- [RECORDED INFORMATION]:
<<<<
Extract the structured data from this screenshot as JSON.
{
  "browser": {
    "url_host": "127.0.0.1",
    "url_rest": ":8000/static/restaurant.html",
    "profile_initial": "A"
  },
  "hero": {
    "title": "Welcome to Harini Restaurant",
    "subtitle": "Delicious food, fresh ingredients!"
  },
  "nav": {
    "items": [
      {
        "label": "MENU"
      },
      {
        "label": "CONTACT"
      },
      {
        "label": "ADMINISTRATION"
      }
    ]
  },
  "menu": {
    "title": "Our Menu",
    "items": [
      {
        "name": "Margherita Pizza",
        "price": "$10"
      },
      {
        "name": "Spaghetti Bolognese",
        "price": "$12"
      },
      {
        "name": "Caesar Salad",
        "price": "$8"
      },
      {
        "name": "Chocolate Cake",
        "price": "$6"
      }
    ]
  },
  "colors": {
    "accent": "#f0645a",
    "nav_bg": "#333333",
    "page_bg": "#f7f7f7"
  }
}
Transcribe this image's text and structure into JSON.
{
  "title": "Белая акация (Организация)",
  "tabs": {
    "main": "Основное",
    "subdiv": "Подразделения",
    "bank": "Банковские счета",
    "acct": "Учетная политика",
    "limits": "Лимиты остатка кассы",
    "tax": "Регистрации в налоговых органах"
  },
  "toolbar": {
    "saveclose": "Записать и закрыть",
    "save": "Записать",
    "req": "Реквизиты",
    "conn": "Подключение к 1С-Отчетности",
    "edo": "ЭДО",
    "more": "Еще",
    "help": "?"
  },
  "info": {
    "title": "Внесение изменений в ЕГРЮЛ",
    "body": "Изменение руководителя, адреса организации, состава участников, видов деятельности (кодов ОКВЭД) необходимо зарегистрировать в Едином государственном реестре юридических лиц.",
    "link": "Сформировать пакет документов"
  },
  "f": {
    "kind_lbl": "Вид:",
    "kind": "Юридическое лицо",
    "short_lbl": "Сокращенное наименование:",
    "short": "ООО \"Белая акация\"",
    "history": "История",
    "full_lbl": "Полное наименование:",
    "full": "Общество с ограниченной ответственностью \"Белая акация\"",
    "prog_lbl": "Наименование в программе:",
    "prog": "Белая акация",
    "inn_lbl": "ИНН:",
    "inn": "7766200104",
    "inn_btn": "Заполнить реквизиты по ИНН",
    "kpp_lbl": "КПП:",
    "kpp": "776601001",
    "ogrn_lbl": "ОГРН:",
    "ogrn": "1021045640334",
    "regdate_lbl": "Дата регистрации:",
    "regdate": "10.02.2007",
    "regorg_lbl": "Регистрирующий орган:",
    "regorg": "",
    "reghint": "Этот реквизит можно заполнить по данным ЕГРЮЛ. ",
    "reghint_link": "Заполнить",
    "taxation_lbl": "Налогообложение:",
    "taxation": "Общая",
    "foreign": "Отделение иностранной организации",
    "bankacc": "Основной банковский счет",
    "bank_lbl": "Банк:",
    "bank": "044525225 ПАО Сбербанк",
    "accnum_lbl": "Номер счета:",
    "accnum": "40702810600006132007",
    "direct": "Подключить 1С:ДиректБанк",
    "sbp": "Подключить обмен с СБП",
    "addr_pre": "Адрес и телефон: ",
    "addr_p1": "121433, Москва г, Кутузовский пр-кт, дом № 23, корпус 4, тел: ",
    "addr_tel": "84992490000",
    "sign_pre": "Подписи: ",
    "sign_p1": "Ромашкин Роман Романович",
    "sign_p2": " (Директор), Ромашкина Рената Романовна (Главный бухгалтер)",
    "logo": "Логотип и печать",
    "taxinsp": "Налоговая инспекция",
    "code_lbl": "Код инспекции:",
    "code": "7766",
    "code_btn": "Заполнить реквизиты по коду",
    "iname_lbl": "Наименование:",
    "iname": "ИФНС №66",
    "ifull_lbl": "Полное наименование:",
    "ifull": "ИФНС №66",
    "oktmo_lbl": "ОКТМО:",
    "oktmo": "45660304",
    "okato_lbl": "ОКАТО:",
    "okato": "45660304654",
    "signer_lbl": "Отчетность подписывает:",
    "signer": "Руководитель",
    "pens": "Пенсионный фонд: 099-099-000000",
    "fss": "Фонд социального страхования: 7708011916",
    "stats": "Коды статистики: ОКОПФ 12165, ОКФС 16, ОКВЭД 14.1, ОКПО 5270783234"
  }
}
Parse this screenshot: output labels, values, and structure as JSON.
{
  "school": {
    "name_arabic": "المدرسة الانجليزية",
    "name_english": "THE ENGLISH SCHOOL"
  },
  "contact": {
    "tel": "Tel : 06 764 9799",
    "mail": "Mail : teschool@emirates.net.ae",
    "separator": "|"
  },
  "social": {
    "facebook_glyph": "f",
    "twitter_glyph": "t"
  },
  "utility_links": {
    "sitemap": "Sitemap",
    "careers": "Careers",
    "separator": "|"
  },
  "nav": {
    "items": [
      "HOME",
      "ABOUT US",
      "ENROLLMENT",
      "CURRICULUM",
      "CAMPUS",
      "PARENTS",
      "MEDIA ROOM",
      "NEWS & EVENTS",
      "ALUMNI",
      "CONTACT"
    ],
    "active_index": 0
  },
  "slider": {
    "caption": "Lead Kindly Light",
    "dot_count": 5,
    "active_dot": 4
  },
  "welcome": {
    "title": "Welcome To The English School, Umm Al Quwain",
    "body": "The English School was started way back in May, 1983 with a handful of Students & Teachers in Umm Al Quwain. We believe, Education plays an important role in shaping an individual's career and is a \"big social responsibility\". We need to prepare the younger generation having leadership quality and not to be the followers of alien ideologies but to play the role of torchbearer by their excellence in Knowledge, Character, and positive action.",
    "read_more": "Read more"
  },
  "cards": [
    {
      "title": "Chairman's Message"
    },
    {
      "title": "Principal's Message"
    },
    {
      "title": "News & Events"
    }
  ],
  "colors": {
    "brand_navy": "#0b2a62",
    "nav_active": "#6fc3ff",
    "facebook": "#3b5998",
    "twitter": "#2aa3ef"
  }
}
>>>>
- [TASK BRIEF]: Repeat all of the records above exactly as they appear.

- [EXERCISE RESULT]:
Extract the structured data from this screenshot as JSON.
{
  "browser": {
    "url_host": "127.0.0.1",
    "url_rest": ":8000/static/restaurant.html",
    "profile_initial": "A"
  },
  "hero": {
    "title": "Welcome to Harini Restaurant",
    "subtitle": "Delicious food, fresh ingredients!"
  },
  "nav": {
    "items": [
      {
        "label": "MENU"
      },
      {
        "label": "CONTACT"
      },
      {
        "label": "ADMINISTRATION"
      }
    ]
  },
  "menu": {
    "title": "Our Menu",
    "items": [
      {
        "name": "Margherita Pizza",
        "price": "$10"
      },
      {
        "name": "Spaghetti Bolognese",
        "price": "$12"
      },
      {
        "name": "Caesar Salad",
        "price": "$8"
      },
      {
        "name": "Chocolate Cake",
        "price": "$6"
      }
    ]
  },
  "colors": {
    "accent": "#f0645a",
    "nav_bg": "#333333",
    "page_bg": "#f7f7f7"
  }
}
Transcribe this image's text and structure into JSON.
{
  "title": "Белая акация (Организация)",
  "tabs": {
    "main": "Основное",
    "subdiv": "Подразделения",
    "bank": "Банковские счета",
    "acct": "Учетная политика",
    "limits": "Лимиты остатка кассы",
    "tax": "Регистрации в налоговых органах"
  },
  "toolbar": {
    "saveclose": "Записать и закрыть",
    "save": "Записать",
    "req": "Реквизиты",
    "conn": "Подключение к 1С-Отчетности",
    "edo": "ЭДО",
    "more": "Еще",
    "help": "?"
  },
  "info": {
    "title": "Внесение изменений в ЕГРЮЛ",
    "body": "Изменение руководителя, адреса организации, состава участников, видов деятельности (кодов ОКВЭД) необходимо зарегистрировать в Едином государственном реестре юридических лиц.",
    "link": "Сформировать пакет документов"
  },
  "f": {
    "kind_lbl": "Вид:",
    "kind": "Юридическое лицо",
    "short_lbl": "Сокращенное наименование:",
    "short": "ООО \"Белая акация\"",
    "history": "История",
    "full_lbl": "Полное наименование:",
    "full": "Общество с ограниченной ответственностью \"Белая акация\"",
    "prog_lbl": "Наименование в программе:",
    "prog": "Белая акация",
    "inn_lbl": "ИНН:",
    "inn": "7766200104",
    "inn_btn": "Заполнить реквизиты по ИНН",
    "kpp_lbl": "КПП:",
    "kpp": "776601001",
    "ogrn_lbl": "ОГРН:",
    "ogrn": "1021045640334",
    "regdate_lbl": "Дата регистрации:",
    "regdate": "10.02.2007",
    "regorg_lbl": "Регистрирующий орган:",
    "regorg": "",
    "reghint": "Этот реквизит можно заполнить по данным ЕГРЮЛ. ",
    "reghint_link": "Заполнить",
    "taxation_lbl": "Налогообложение:",
    "taxation": "Общая",
    "foreign": "Отделение иностранной организации",
    "bankacc": "Основной банковский счет",
    "bank_lbl": "Банк:",
    "bank": "044525225 ПАО Сбербанк",
    "accnum_lbl": "Номер счета:",
    "accnum": "40702810600006132007",
    "direct": "Подключить 1С:ДиректБанк",
    "sbp": "Подключить обмен с СБП",
    "addr_pre": "Адрес и телефон: ",
    "addr_p1": "121433, Москва г, Кутузовский пр-кт, дом № 23, корпус 4, тел: ",
    "addr_tel": "84992490000",
    "sign_pre": "Подписи: ",
    "sign_p1": "Ромашкин Роман Романович",
    "sign_p2": " (Директор), Ромашкина Рената Романовна (Главный бухгалтер)",
    "logo": "Логотип и печать",
    "taxinsp": "Налоговая инспекция",
    "code_lbl": "Код инспекции:",
    "code": "7766",
    "code_btn": "Заполнить реквизиты по коду",
    "iname_lbl": "Наименование:",
    "iname": "ИФНС №66",
    "ifull_lbl": "Полное наименование:",
    "ifull": "ИФНС №66",
    "oktmo_lbl": "ОКТМО:",
    "oktmo": "45660304",
    "okato_lbl": "ОКАТО:",
    "okato": "45660304654",
    "signer_lbl": "Отчетность подписывает:",
    "signer": "Руководитель",
    "pens": "Пенсионный фонд: 099-099-000000",
    "fss": "Фонд социального страхования: 7708011916",
    "stats": "Коды статистики: ОКОПФ 12165, ОКФС 16, ОКВЭД 14.1, ОКПО 5270783234"
  }
}
Parse this screenshot: output labels, values, and structure as JSON.
{
  "school": {
    "name_arabic": "المدرسة الانجليزية",
    "name_english": "THE ENGLISH SCHOOL"
  },
  "contact": {
    "tel": "Tel : 06 764 9799",
    "mail": "Mail : teschool@emirates.net.ae",
    "separator": "|"
  },
  "social": {
    "facebook_glyph": "f",
    "twitter_glyph": "t"
  },
  "utility_links": {
    "sitemap": "Sitemap",
    "careers": "Careers",
    "separator": "|"
  },
  "nav": {
    "items": [
      "HOME",
      "ABOUT US",
      "ENROLLMENT",
      "CURRICULUM",
      "CAMPUS",
      "PARENTS",
      "MEDIA ROOM",
      "NEWS & EVENTS",
      "ALUMNI",
      "CONTACT"
    ],
    "active_index": 0
  },
  "slider": {
    "caption": "Lead Kindly Light",
    "dot_count": 5,
    "active_dot": 4
  },
  "welcome": {
    "title": "Welcome To The English School, Umm Al Quwain",
    "body": "The English School was started way back in May, 1983 with a handful of Students & Teachers in Umm Al Quwain. We believe, Education plays an important role in shaping an individual's career and is a \"big social responsibility\". We need to prepare the younger generation having leadership quality and not to be the followers of alien ideologies but to play the role of torchbearer by their excellence in Knowledge, Character, and positive action.",
    "read_more": "Read more"
  },
  "cards": [
    {
      "title": "Chairman's Message"
    },
    {
      "title": "Principal's Message"
    },
    {
      "title": "News & Events"
    }
  ],
  "colors": {
    "brand_navy": "#0b2a62",
    "nav_active": "#6fc3ff",
    "facebook": "#3b5998",
    "twitter": "#2aa3ef"
  }
}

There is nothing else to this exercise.